> [DATA SHOWN]:
------------

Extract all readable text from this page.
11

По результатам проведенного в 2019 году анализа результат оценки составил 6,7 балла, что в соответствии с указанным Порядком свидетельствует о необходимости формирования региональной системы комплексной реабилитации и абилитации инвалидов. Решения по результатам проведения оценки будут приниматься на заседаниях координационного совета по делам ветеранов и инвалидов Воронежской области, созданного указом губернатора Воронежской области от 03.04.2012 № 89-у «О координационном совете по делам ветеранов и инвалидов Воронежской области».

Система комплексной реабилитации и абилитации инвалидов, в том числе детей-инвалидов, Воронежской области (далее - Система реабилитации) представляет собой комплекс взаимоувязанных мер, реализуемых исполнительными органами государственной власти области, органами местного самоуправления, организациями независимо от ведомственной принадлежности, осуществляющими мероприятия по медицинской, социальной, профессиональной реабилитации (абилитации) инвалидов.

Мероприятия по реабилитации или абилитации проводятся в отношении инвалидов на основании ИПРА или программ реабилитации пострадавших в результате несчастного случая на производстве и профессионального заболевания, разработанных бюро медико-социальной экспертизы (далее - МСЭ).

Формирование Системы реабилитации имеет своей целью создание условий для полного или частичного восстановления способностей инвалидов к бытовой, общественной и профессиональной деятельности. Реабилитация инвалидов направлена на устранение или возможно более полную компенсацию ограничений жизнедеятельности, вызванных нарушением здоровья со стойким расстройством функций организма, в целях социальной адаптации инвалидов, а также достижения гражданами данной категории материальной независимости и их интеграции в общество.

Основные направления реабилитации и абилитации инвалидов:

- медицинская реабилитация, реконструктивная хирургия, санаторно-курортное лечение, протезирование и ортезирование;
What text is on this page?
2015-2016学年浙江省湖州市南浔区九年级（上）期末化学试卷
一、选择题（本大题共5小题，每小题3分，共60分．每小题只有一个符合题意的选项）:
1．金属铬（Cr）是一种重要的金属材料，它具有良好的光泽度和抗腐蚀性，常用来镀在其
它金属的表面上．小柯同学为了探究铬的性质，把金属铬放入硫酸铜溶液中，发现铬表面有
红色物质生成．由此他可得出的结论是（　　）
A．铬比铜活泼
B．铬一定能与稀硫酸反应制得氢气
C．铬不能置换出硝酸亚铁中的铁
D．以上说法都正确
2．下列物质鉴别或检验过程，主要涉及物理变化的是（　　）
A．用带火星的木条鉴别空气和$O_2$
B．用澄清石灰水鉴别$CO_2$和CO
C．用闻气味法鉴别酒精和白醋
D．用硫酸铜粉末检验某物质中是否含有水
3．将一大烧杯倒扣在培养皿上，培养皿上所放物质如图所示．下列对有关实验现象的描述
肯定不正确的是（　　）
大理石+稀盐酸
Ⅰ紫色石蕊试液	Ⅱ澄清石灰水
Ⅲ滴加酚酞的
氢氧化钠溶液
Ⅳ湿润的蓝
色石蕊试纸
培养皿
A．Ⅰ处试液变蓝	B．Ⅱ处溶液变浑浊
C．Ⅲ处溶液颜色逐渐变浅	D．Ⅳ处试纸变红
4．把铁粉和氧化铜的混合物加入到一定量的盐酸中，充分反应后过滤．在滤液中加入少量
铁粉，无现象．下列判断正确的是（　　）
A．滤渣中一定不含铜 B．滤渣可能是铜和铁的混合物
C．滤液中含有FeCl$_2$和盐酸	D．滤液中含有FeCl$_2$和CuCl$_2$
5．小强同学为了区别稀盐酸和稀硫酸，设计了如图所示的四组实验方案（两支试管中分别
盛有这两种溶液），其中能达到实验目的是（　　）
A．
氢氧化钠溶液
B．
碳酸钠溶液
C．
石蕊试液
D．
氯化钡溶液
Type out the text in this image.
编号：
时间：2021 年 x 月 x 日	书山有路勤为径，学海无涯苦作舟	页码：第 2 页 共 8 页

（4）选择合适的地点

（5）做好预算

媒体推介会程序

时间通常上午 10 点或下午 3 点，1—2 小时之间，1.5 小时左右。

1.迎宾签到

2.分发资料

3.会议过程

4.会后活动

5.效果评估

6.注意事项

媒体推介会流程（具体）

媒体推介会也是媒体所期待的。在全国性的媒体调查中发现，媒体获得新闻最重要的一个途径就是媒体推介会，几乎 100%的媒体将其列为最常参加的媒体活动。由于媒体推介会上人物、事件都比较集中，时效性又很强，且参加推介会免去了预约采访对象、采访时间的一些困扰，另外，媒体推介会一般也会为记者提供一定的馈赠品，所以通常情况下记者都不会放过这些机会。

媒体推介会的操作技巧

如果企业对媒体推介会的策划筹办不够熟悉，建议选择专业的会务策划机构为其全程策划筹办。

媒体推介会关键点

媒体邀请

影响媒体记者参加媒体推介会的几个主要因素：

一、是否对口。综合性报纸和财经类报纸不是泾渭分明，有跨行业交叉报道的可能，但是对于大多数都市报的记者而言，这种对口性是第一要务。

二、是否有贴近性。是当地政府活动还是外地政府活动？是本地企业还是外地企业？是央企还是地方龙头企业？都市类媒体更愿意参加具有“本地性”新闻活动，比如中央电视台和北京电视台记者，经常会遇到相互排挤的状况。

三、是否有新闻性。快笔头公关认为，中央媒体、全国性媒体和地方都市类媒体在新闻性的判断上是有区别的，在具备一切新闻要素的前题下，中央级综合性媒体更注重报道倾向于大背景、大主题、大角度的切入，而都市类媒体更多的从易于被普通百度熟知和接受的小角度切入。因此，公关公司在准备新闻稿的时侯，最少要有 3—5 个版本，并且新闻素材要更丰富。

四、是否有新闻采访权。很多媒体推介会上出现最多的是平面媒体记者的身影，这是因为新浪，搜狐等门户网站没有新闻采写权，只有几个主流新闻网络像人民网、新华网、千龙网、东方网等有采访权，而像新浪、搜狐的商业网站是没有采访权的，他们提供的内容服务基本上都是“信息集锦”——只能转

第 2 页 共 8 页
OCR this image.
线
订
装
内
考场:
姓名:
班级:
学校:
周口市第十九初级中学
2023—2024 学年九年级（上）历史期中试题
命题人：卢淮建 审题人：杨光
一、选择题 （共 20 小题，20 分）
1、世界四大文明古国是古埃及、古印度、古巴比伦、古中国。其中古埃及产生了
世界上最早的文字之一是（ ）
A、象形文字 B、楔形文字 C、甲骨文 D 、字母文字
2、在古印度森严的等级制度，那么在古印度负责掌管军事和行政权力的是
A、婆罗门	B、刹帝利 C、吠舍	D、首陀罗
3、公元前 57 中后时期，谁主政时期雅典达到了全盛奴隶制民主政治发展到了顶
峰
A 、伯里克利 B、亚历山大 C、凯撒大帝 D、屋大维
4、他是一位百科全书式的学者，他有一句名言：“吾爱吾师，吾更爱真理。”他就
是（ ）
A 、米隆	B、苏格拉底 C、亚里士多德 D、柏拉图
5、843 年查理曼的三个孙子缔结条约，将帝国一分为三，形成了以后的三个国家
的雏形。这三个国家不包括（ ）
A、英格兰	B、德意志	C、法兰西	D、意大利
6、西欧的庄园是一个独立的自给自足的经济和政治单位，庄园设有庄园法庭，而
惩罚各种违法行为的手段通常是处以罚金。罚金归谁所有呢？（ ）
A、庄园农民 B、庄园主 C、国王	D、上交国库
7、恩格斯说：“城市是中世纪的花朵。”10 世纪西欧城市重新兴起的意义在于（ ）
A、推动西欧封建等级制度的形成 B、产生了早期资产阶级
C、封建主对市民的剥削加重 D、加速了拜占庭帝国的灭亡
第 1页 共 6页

------------

> [WHAT THIS TASK INVOLVES]: Restate every record exactly, leaving nothing out.

> [RESPONSE TO THE TASK]:
Extract all readable text from this page.
11

По результатам проведенного в 2019 году анализа результат оценки составил 6,7 балла, что в соответствии с указанным Порядком свидетельствует о необходимости формирования региональной системы комплексной реабилитации и абилитации инвалидов. Решения по результатам проведения оценки будут приниматься на заседаниях координационного совета по делам ветеранов и инвалидов Воронежской области, созданного указом губернатора Воронежской области от 03.04.2012 № 89-у «О координационном совете по делам ветеранов и инвалидов Воронежской области».

Система комплексной реабилитации и абилитации инвалидов, в том числе детей-инвалидов, Воронежской области (далее - Система реабилитации) представляет собой комплекс взаимоувязанных мер, реализуемых исполнительными органами государственной власти области, органами местного самоуправления, организациями независимо от ведомственной принадлежности, осуществляющими мероприятия по медицинской, социальной, профессиональной реабилитации (абилитации) инвалидов.

Мероприятия по реабилитации или абилитации проводятся в отношении инвалидов на основании ИПРА или программ реабилитации пострадавших в результате несчастного случая на производстве и профессионального заболевания, разработанных бюро медико-социальной экспертизы (далее - МСЭ).

Формирование Системы реабилитации имеет своей целью создание условий для полного или частичного восстановления способностей инвалидов к бытовой, общественной и профессиональной деятельности. Реабилитация инвалидов направлена на устранение или возможно более полную компенсацию ограничений жизнедеятельности, вызванных нарушением здоровья со стойким расстройством функций организма, в целях социальной адаптации инвалидов, а также достижения гражданами данной категории материальной независимости и их интеграции в общество.

Основные направления реабилитации и абилитации инвалидов:

- медицинская реабилитация, реконструктивная хирургия, санаторно-курортное лечение, протезирование и ортезирование;
What text is on this page?
2015-2016学年浙江省湖州市南浔区九年级（上）期末化学试卷
一、选择题（本大题共5小题，每小题3分，共60分．每小题只有一个符合题意的选项）:
1．金属铬（Cr）是一种重要的金属材料，它具有良好的光泽度和抗腐蚀性，常用来镀在其
它金属的表面上．小柯同学为了探究铬的性质，把金属铬放入硫酸铜溶液中，发现铬表面有
红色物质生成．由此他可得出的结论是（　　）
A．铬比铜活泼
B．铬一定能与稀硫酸反应制得氢气
C．铬不能置换出硝酸亚铁中的铁
D．以上说法都正确
2．下列物质鉴别或检验过程，主要涉及物理变化的是（　　）
A．用带火星的木条鉴别空气和$O_2$
B．用澄清石灰水鉴别$CO_2$和CO
C．用闻气味法鉴别酒精和白醋
D．用硫酸铜粉末检验某物质中是否含有水
3．将一大烧杯倒扣在培养皿上，培养皿上所放物质如图所示．下列对有关实验现象的描述
肯定不正确的是（　　）
大理石+稀盐酸
Ⅰ紫色石蕊试液	Ⅱ澄清石灰水
Ⅲ滴加酚酞的
氢氧化钠溶液
Ⅳ湿润的蓝
色石蕊试纸
培养皿
A．Ⅰ处试液变蓝	B．Ⅱ处溶液变浑浊
C．Ⅲ处溶液颜色逐渐变浅	D．Ⅳ处试纸变红
4．把铁粉和氧化铜的混合物加入到一定量的盐酸中，充分反应后过滤．在滤液中加入少量
铁粉，无现象．下列判断正确的是（　　）
A．滤渣中一定不含铜 B．滤渣可能是铜和铁的混合物
C．滤液中含有FeCl$_2$和盐酸	D．滤液中含有FeCl$_2$和CuCl$_2$
5．小强同学为了区别稀盐酸和稀硫酸，设计了如图所示的四组实验方案（两支试管中分别
盛有这两种溶液），其中能达到实验目的是（　　）
A．
氢氧化钠溶液
B．
碳酸钠溶液
C．
石蕊试液
D．
氯化钡溶液
Type out the text in this image.
编号：
时间：2021 年 x 月 x 日	书山有路勤为径，学海无涯苦作舟	页码：第 2 页 共 8 页

（4）选择合适的地点

（5）做好预算

媒体推介会程序

时间通常上午 10 点或下午 3 点，1—2 小时之间，1.5 小时左右。

1.迎宾签到

2.分发资料

3.会议过程

4.会后活动

5.效果评估

6.注意事项

媒体推介会流程（具体）

媒体推介会也是媒体所期待的。在全国性的媒体调查中发现，媒体获得新闻最重要的一个途径就是媒体推介会，几乎 100%的媒体将其列为最常参加的媒体活动。由于媒体推介会上人物、事件都比较集中，时效性又很强，且参加推介会免去了预约采访对象、采访时间的一些困扰，另外，媒体推介会一般也会为记者提供一定的馈赠品，所以通常情况下记者都不会放过这些机会。

媒体推介会的操作技巧

如果企业对媒体推介会的策划筹办不够熟悉，建议选择专业的会务策划机构为其全程策划筹办。

媒体推介会关键点

媒体邀请

影响媒体记者参加媒体推介会的几个主要因素：

一、是否对口。综合性报纸和财经类报纸不是泾渭分明，有跨行业交叉报道的可能，但是对于大多数都市报的记者而言，这种对口性是第一要务。

二、是否有贴近性。是当地政府活动还是外地政府活动？是本地企业还是外地企业？是央企还是地方龙头企业？都市类媒体更愿意参加具有“本地性”新闻活动，比如中央电视台和北京电视台记者，经常会遇到相互排挤的状况。

三、是否有新闻性。快笔头公关认为，中央媒体、全国性媒体和地方都市类媒体在新闻性的判断上是有区别的，在具备一切新闻要素的前题下，中央级综合性媒体更注重报道倾向于大背景、大主题、大角度的切入，而都市类媒体更多的从易于被普通百度熟知和接受的小角度切入。因此，公关公司在准备新闻稿的时侯，最少要有 3—5 个版本，并且新闻素材要更丰富。

四、是否有新闻采访权。很多媒体推介会上出现最多的是平面媒体记者的身影，这是因为新浪，搜狐等门户网站没有新闻采写权，只有几个主流新闻网络像人民网、新华网、千龙网、东方网等有采访权，而像新浪、搜狐的商业网站是没有采访权的，他们提供的内容服务基本上都是“信息集锦”——只能转

第 2 页 共 8 页
OCR this image.
线
订
装
内
考场:
姓名:
班级:
学校:
周口市第十九初级中学
2023—2024 学年九年级（上）历史期中试题
命题人：卢淮建 审题人：杨光
一、选择题 （共 20 小题，20 分）
1、世界四大文明古国是古埃及、古印度、古巴比伦、古中国。其中古埃及产生了
世界上最早的文字之一是（ ）
A、象形文字 B、楔形文字 C、甲骨文 D 、字母文字
2、在古印度森严的等级制度，那么在古印度负责掌管军事和行政权力的是
A、婆罗门	B、刹帝利 C、吠舍	D、首陀罗
3、公元前 57 中后时期，谁主政时期雅典达到了全盛奴隶制民主政治发展到了顶
峰
A 、伯里克利 B、亚历山大 C、凯撒大帝 D、屋大维
4、他是一位百科全书式的学者，他有一句名言：“吾爱吾师，吾更爱真理。”他就
是（ ）
A 、米隆	B、苏格拉底 C、亚里士多德 D、柏拉图
5、843 年查理曼的三个孙子缔结条约，将帝国一分为三，形成了以后的三个国家
的雏形。这三个国家不包括（ ）
A、英格兰	B、德意志	C、法兰西	D、意大利
6、西欧的庄园是一个独立的自给自足的经济和政治单位，庄园设有庄园法庭，而
惩罚各种违法行为的手段通常是处以罚金。罚金归谁所有呢？（ ）
A、庄园农民 B、庄园主 C、国王	D、上交国库
7、恩格斯说：“城市是中世纪的花朵。”10 世纪西欧城市重新兴起的意义在于（ ）
A、推动西欧封建等级制度的形成 B、产生了早期资产阶级
C、封建主对市民的剥削加重 D、加速了拜占庭帝国的灭亡
第 1页 共 6页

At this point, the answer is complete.